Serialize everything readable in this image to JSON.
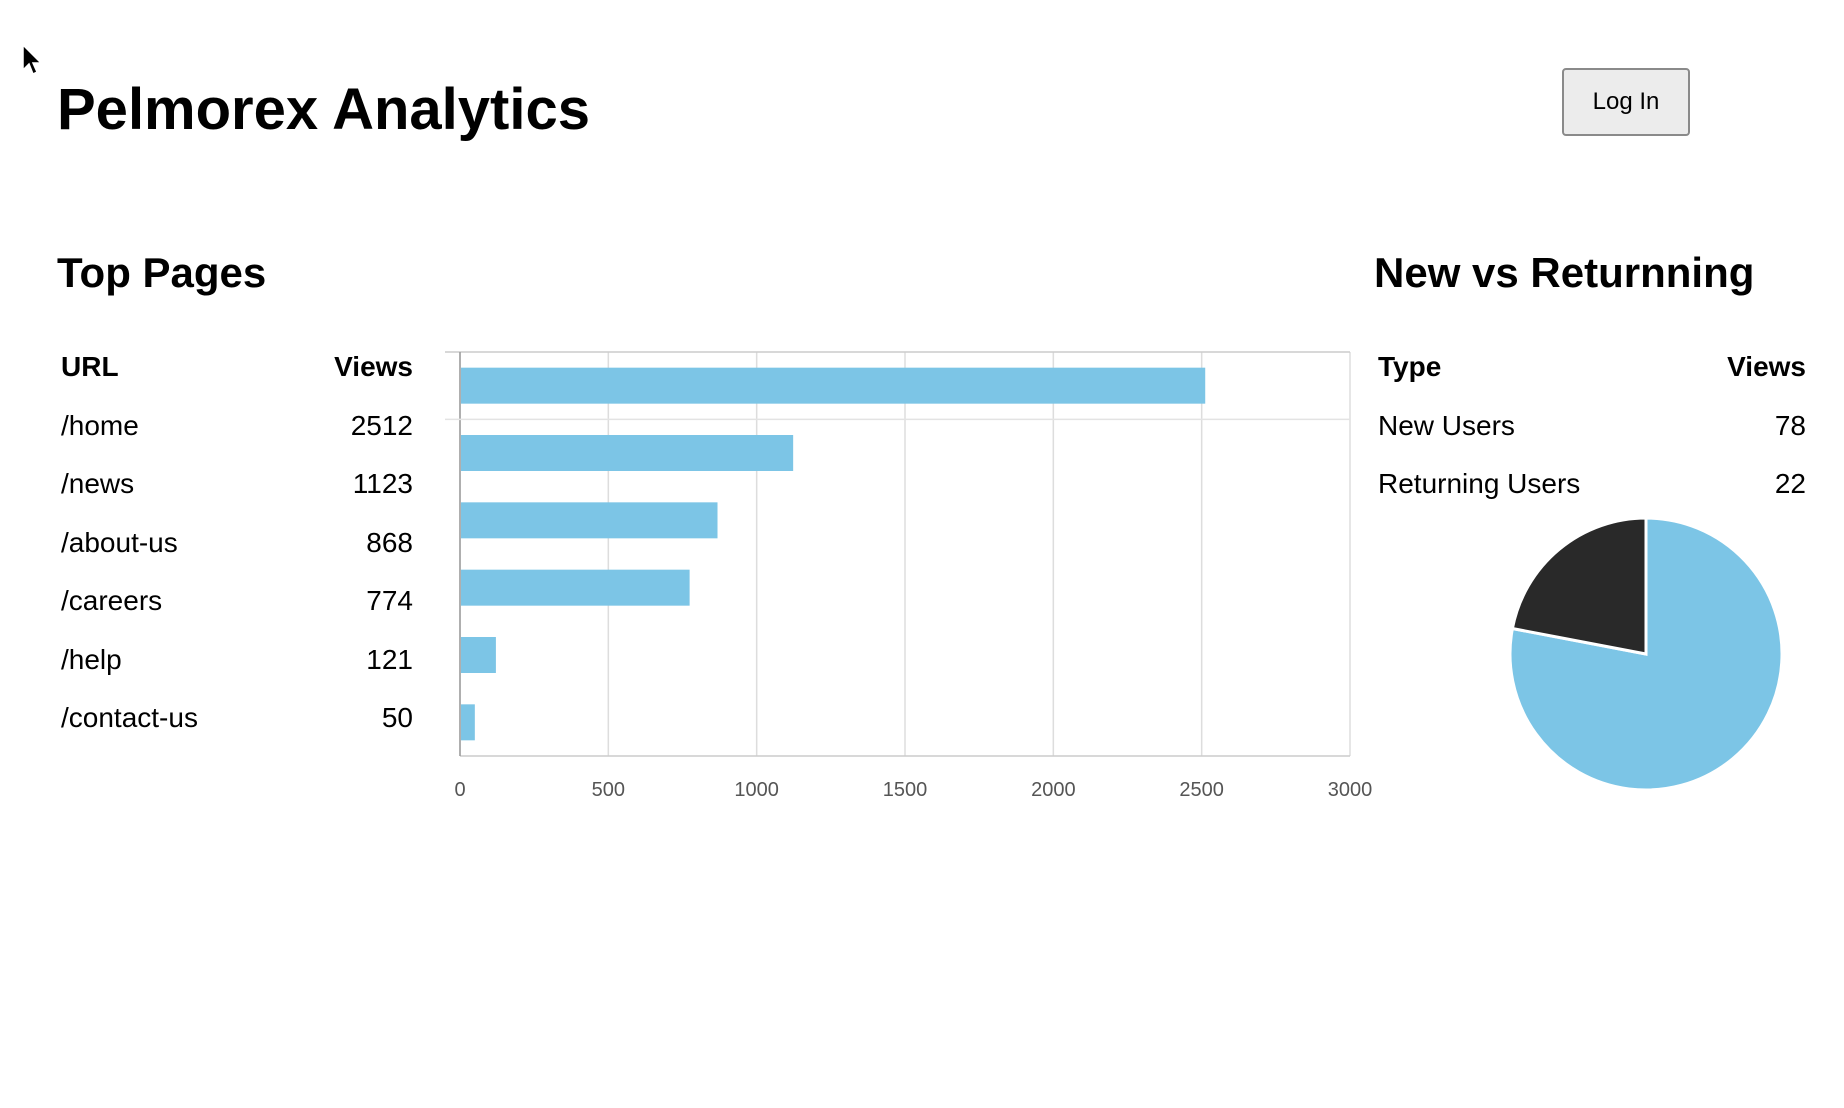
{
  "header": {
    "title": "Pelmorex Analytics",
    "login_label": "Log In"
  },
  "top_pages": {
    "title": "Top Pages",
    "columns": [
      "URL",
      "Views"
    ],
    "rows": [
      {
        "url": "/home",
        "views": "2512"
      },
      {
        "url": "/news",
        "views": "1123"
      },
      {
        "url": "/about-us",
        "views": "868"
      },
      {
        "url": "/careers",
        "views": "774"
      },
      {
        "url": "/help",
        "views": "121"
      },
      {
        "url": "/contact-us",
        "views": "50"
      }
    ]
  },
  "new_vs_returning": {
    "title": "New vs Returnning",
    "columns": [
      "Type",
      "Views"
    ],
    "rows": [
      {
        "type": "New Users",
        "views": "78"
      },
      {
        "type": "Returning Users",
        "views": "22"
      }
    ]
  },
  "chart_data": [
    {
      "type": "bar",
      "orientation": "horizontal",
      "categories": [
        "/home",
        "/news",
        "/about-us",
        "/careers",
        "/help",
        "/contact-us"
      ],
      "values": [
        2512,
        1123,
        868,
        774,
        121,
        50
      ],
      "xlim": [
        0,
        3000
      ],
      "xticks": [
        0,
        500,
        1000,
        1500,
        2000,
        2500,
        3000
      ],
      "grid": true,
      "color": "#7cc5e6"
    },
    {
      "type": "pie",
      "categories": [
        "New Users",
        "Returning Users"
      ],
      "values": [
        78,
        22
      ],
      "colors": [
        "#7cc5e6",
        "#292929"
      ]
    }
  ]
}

++++++++++++++++++++

◆ Instruction ◆
The pictures should not appear in the copy; every other part of the records above must be returned exactly.

◆ Correct result ◆
Serialize everything readable in this image to JSON.
{
  "header": {
    "title": "Pelmorex Analytics",
    "login_label": "Log In"
  },
  "top_pages": {
    "title": "Top Pages",
    "columns": [
      "URL",
      "Views"
    ],
    "rows": [
      {
        "url": "/home",
        "views": "2512"
      },
      {
        "url": "/news",
        "views": "1123"
      },
      {
        "url": "/about-us",
        "views": "868"
      },
      {
        "url": "/careers",
        "views": "774"
      },
      {
        "url": "/help",
        "views": "121"
      },
      {
        "url": "/contact-us",
        "views": "50"
      }
    ]
  },
  "new_vs_returning": {
    "title": "New vs Returnning",
    "columns": [
      "Type",
      "Views"
    ],
    "rows": [
      {
        "type": "New Users",
        "views": "78"
      },
      {
        "type": "Returning Users",
        "views": "22"
      }
    ]
  },
  "chart_data": [
    {
      "type": "bar",
      "orientation": "horizontal",
      "categories": [
        "/home",
        "/news",
        "/about-us",
        "/careers",
        "/help",
        "/contact-us"
      ],
      "values": [
        2512,
        1123,
        868,
        774,
        121,
        50
      ],
      "xlim": [
        0,
        3000
      ],
      "xticks": [
        0,
        500,
        1000,
        1500,
        2000,
        2500,
        3000
      ],
      "grid": true,
      "color": "#7cc5e6"
    },
    {
      "type": "pie",
      "categories": [
        "New Users",
        "Returning Users"
      ],
      "values": [
        78,
        22
      ],
      "colors": [
        "#7cc5e6",
        "#292929"
      ]
    }
  ]
}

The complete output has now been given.